**TASK 1:**
Copy out the lines of the listing verbatim, beginning with its first line and ending with the line that contains "Bar: [400, 190, 434, 259]", with both of those lines included.

**PAGE:**
I am trying to understand the mathematical basis of combining independent probabilities, as described here:
http://www.paulgraham.com/naivebayes.html
Suppose that being over 7 feet tall indicates with 60% probability that someone is a basketball player, and carrying a basketball indicates this with 72% probability. If you see someone who is over 7 feet tall and carrying a basketball, what is the probability that they're a basketball player?
with the formula given by:
(a)(b)......N/(((a)(b)......N) + (1-a)(1-b).....(1-N))
(my actual problem is different, but very similar to the case of assigning an "aggregated" spam indicator to a mail based on the combination of individual, independent indicators).
I've taken a look at the link given in that article
http://www.mathpages.com/home/kmath267.htm
but cannot follow the jump from Y/N predictions to the assumptions of symmetrical probability. Can someone point me to a discussion/proof that would help?
[Apologies if this is off-topic, too vague or if I am asking a duplicate question: I have looked but not found anything covering this topic, although this came closest: Probability from a collection of independent predictions.
By the very fact that tallness and the possession of a basketball are both (fairly) good indicaters of a basketball player, the assumption that they are independant is undermined. Consider it this way: You are asked to tell whether a person you do not see is over 7 feet tall. You can only answer "How should I know?" Then you are told that the person is carrying a basketball. Now you can infer that he probably is a basketball player and basketball players are typically tall. While you still cannot know for sure, this piece of information should have made you think it is now more likely that the person is tall. This is becvause tallness and ball posession are correlated (by the subpopulation of basketball players where both properties are common).
Here are a few extreme cases:
In your town there are 300 people, namely: 180 basketball players with a ball; 36 non-players with a ball; 84 non-players without a ball. And everybody is over 7 feet tall. This matches the problem describtion and the probability of a tall person with ball being a player is still 72%, because tallness tells you nothing
In your town are 29 people, namely: One tall non-player with a ball; one tall non-player without a ball; six small non-players with a ball; 18 small players with a ball; and 3 tall players without a ball. This matches the problem description and the probability of a tall person with ball being a player is $0$.
In your town are 37 people, namely: 7 small non-players with ball, 12 tall non-players without ball; and 18 basketball players, all tall and all having a ball. Now the probability is $1$

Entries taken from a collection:
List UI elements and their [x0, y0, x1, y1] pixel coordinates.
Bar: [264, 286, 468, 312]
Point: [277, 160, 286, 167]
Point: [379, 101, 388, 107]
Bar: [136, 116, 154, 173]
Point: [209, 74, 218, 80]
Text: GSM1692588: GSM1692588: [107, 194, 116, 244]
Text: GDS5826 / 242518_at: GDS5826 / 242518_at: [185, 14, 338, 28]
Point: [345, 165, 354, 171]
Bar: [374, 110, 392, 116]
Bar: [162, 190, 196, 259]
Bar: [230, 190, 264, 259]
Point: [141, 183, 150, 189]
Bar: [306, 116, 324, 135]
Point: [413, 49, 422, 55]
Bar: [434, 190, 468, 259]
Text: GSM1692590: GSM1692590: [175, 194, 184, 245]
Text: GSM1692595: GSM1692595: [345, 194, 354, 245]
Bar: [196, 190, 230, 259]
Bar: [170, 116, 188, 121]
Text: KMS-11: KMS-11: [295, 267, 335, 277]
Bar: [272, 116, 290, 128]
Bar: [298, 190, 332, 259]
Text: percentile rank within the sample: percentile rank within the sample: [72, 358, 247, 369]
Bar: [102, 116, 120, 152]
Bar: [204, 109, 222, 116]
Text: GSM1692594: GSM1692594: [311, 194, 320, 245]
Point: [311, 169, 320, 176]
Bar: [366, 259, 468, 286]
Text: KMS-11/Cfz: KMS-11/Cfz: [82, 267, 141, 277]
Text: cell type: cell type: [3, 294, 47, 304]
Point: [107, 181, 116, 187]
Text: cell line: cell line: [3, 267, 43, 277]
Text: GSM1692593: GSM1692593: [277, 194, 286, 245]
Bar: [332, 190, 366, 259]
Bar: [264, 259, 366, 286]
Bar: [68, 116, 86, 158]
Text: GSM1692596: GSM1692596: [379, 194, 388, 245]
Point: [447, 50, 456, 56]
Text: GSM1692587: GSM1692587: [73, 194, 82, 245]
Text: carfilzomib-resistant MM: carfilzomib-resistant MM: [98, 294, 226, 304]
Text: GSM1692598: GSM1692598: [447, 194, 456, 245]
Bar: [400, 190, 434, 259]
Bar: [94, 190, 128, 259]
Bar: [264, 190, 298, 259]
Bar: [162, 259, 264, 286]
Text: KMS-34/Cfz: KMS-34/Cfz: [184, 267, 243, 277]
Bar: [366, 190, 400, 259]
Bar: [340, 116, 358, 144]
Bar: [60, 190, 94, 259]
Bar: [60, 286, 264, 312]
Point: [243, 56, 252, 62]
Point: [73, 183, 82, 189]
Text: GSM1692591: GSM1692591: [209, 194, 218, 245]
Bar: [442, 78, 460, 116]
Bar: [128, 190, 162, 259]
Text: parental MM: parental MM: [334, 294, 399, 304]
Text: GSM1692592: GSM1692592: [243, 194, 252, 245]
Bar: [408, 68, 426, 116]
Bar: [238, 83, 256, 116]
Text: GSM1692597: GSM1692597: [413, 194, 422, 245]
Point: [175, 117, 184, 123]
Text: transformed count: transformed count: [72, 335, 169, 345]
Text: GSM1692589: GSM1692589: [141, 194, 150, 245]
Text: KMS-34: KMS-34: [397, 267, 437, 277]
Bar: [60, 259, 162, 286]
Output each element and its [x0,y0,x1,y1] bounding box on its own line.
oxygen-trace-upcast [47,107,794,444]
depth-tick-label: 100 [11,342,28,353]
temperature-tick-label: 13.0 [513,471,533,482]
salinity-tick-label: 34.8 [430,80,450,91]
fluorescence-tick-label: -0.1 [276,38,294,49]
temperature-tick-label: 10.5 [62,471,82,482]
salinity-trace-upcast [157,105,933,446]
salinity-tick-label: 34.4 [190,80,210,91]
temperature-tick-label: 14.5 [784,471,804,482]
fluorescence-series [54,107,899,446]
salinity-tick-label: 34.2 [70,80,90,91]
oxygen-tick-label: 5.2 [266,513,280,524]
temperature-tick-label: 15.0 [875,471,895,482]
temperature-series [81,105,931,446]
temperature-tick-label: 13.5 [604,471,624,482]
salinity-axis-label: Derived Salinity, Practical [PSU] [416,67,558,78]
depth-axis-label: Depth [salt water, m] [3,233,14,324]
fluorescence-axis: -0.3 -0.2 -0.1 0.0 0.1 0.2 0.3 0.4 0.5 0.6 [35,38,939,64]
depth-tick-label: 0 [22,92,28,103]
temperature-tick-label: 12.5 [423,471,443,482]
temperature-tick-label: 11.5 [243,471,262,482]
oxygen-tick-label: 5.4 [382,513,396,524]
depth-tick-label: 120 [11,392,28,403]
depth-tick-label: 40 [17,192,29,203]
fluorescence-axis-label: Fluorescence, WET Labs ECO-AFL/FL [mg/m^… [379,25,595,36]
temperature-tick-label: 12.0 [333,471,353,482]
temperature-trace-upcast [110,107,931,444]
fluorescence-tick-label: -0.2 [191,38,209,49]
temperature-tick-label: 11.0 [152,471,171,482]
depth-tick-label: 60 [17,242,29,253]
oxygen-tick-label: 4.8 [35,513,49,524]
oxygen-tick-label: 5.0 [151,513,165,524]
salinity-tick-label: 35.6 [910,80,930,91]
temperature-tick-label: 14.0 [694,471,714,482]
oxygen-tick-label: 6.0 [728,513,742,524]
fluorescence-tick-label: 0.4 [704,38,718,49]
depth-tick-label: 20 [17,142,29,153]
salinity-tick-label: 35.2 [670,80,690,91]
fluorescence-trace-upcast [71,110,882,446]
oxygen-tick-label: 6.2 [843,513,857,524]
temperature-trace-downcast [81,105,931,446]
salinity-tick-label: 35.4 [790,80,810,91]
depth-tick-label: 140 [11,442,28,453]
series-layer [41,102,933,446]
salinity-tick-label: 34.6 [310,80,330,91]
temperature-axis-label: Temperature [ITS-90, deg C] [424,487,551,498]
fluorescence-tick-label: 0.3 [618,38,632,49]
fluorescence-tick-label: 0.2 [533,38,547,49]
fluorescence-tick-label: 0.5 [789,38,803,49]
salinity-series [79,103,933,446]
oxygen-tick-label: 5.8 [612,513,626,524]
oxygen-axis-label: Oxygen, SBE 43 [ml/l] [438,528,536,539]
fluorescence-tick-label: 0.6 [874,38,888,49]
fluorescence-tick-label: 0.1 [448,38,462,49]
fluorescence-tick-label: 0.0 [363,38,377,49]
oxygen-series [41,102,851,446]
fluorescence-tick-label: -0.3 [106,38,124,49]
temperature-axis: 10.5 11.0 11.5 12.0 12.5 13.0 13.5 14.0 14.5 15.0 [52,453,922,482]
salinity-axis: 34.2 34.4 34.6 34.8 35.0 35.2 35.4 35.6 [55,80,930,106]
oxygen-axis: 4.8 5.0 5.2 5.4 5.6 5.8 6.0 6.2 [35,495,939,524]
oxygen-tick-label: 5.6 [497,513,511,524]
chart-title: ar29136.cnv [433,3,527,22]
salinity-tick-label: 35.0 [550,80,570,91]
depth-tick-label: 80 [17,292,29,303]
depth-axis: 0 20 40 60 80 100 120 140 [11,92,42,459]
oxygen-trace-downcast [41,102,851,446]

**TASK 2:**
In the thread on combining probabilities, what probability does the reply give for the town of 37 people?

**FULL ANSWER 1:**
List UI elements and their [x0, y0, x1, y1] pixel coordinates.
Bar: [264, 286, 468, 312]
Point: [277, 160, 286, 167]
Point: [379, 101, 388, 107]
Bar: [136, 116, 154, 173]
Point: [209, 74, 218, 80]
Text: GSM1692588: GSM1692588: [107, 194, 116, 244]
Text: GDS5826 / 242518_at: GDS5826 / 242518_at: [185, 14, 338, 28]
Point: [345, 165, 354, 171]
Bar: [374, 110, 392, 116]
Bar: [162, 190, 196, 259]
Bar: [230, 190, 264, 259]
Point: [141, 183, 150, 189]
Bar: [306, 116, 324, 135]
Point: [413, 49, 422, 55]
Bar: [434, 190, 468, 259]
Text: GSM1692590: GSM1692590: [175, 194, 184, 245]
Text: GSM1692595: GSM1692595: [345, 194, 354, 245]
Bar: [196, 190, 230, 259]
Bar: [170, 116, 188, 121]
Text: KMS-11: KMS-11: [295, 267, 335, 277]
Bar: [272, 116, 290, 128]
Bar: [298, 190, 332, 259]
Text: percentile rank within the sample: percentile rank within the sample: [72, 358, 247, 369]
Bar: [102, 116, 120, 152]
Bar: [204, 109, 222, 116]
Text: GSM1692594: GSM1692594: [311, 194, 320, 245]
Point: [311, 169, 320, 176]
Bar: [366, 259, 468, 286]
Text: KMS-11/Cfz: KMS-11/Cfz: [82, 267, 141, 277]
Text: cell type: cell type: [3, 294, 47, 304]
Point: [107, 181, 116, 187]
Text: cell line: cell line: [3, 267, 43, 277]
Text: GSM1692593: GSM1692593: [277, 194, 286, 245]
Bar: [332, 190, 366, 259]
Bar: [264, 259, 366, 286]
Bar: [68, 116, 86, 158]
Text: GSM1692596: GSM1692596: [379, 194, 388, 245]
Point: [447, 50, 456, 56]
Text: GSM1692587: GSM1692587: [73, 194, 82, 245]
Text: carfilzomib-resistant MM: carfilzomib-resistant MM: [98, 294, 226, 304]
Text: GSM1692598: GSM1692598: [447, 194, 456, 245]
Bar: [400, 190, 434, 259]

**FULL ANSWER 2:**
1